What the task requires:
Every line that contains the word "changing" should be copied.

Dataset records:

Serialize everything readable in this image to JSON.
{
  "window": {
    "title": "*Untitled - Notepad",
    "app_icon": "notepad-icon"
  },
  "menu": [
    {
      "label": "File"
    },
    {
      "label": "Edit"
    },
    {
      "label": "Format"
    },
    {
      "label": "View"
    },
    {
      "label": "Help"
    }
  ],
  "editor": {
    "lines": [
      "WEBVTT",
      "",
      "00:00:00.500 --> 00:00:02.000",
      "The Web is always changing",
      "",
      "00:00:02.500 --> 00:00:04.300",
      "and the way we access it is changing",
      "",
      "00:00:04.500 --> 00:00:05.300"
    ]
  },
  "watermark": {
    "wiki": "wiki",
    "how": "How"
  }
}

Answer for the task:
      "The Web is always changing",
      "and the way we access it is changing",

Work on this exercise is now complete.